-- begin Entries --

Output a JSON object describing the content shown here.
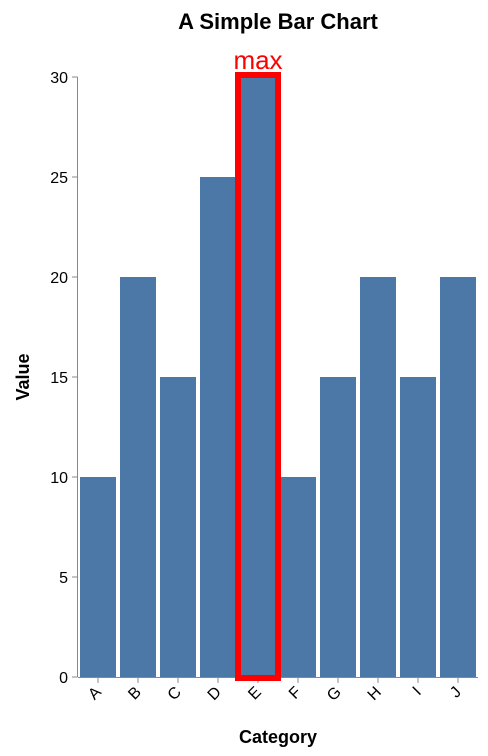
{
  "chart_data": {
    "type": "bar",
    "title": "A Simple Bar Chart",
    "xlabel": "Category",
    "ylabel": "Value",
    "categories": [
      "A",
      "B",
      "C",
      "D",
      "E",
      "F",
      "G",
      "H",
      "I",
      "J"
    ],
    "values": [
      10,
      20,
      15,
      25,
      30,
      10,
      15,
      20,
      15,
      20
    ],
    "ylim": [
      0,
      30
    ],
    "yticks": [
      0,
      5,
      10,
      15,
      20,
      25,
      30
    ],
    "grid": false,
    "bar_color": "#4c78a8",
    "highlight": {
      "category": "E",
      "label": "max",
      "color": "#ff0000"
    }
  }
}
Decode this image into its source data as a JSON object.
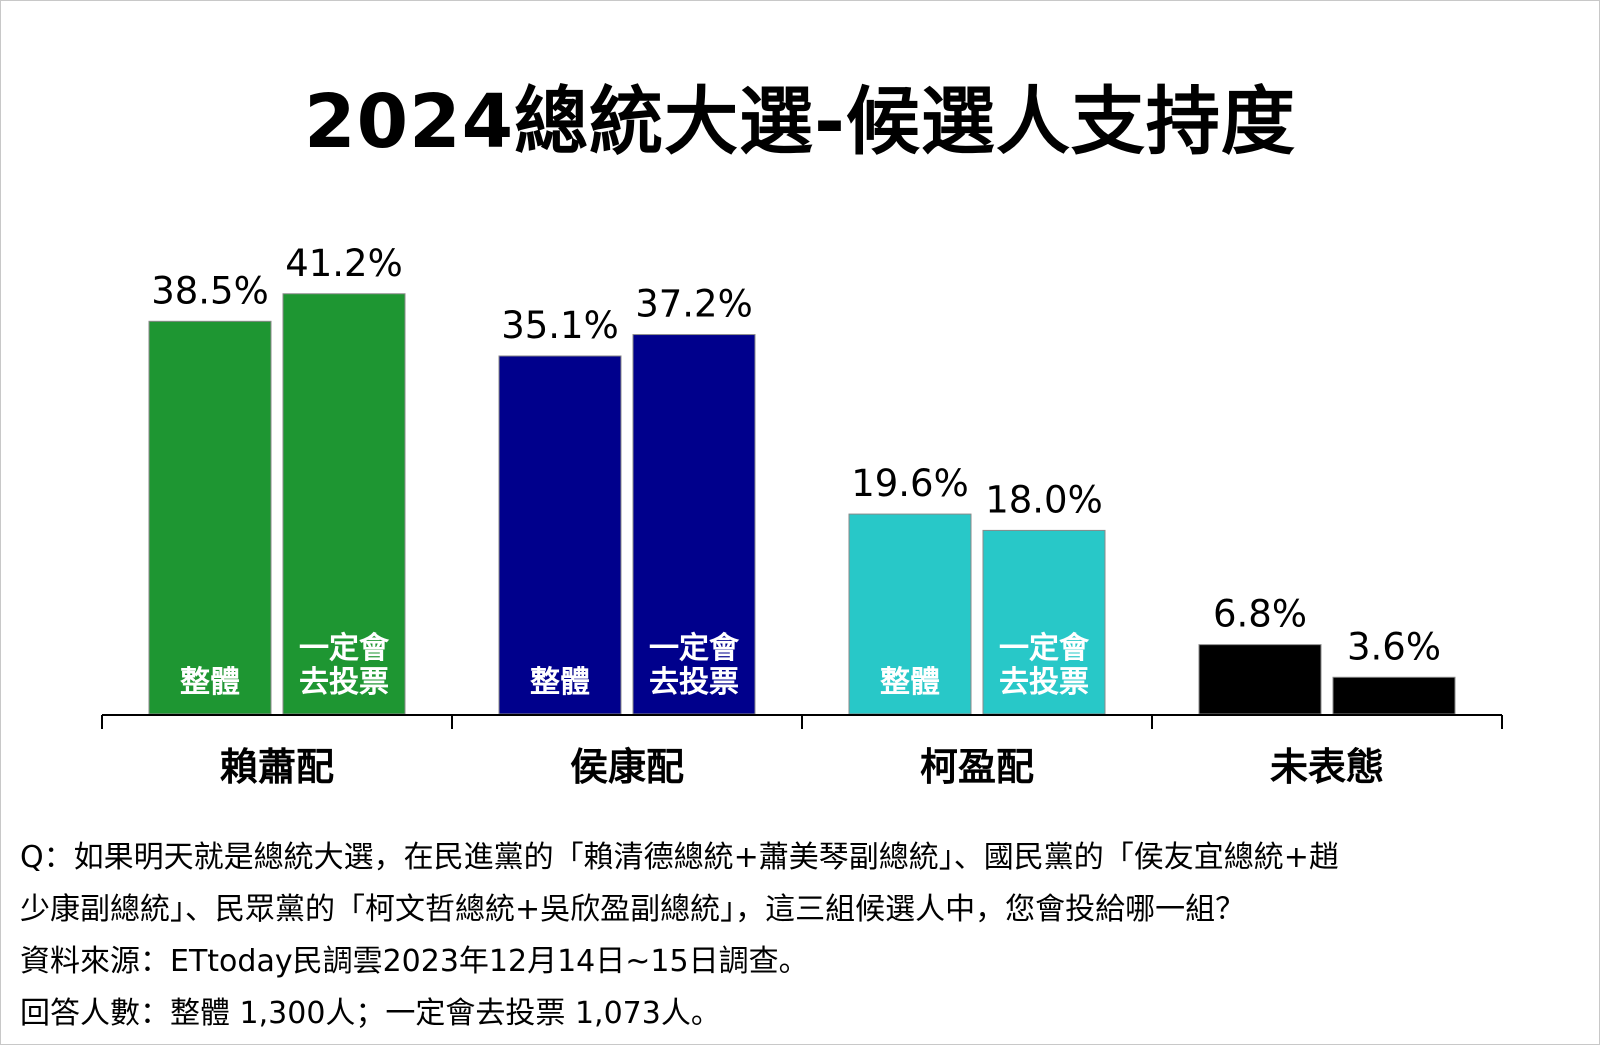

-- end Entries --

■ **Task instructions**:
From the listing, extract all text exactly as given and drop any picture.

■ **Result of this exercise**:
Output a JSON object describing the content shown here.
{
  "chart_data": {
    "type": "bar",
    "title": "A Simple Bar Chart",
    "xlabel": "Category",
    "ylabel": "Value",
    "categories": [
      "A",
      "B",
      "C",
      "D",
      "E",
      "F",
      "G",
      "H",
      "I",
      "J"
    ],
    "values": [
      10,
      20,
      15,
      25,
      30,
      10,
      15,
      20,
      15,
      20
    ],
    "ylim": [
      0,
      30
    ],
    "yticks": [
      0,
      5,
      10,
      15,
      20,
      25,
      30
    ],
    "grid": false,
    "bar_color": "#4c78a8",
    "highlight": {
      "category": "E",
      "label": "max",
      "color": "#ff0000"
    }
  }
}
Decode this image into its source data as a JSON object.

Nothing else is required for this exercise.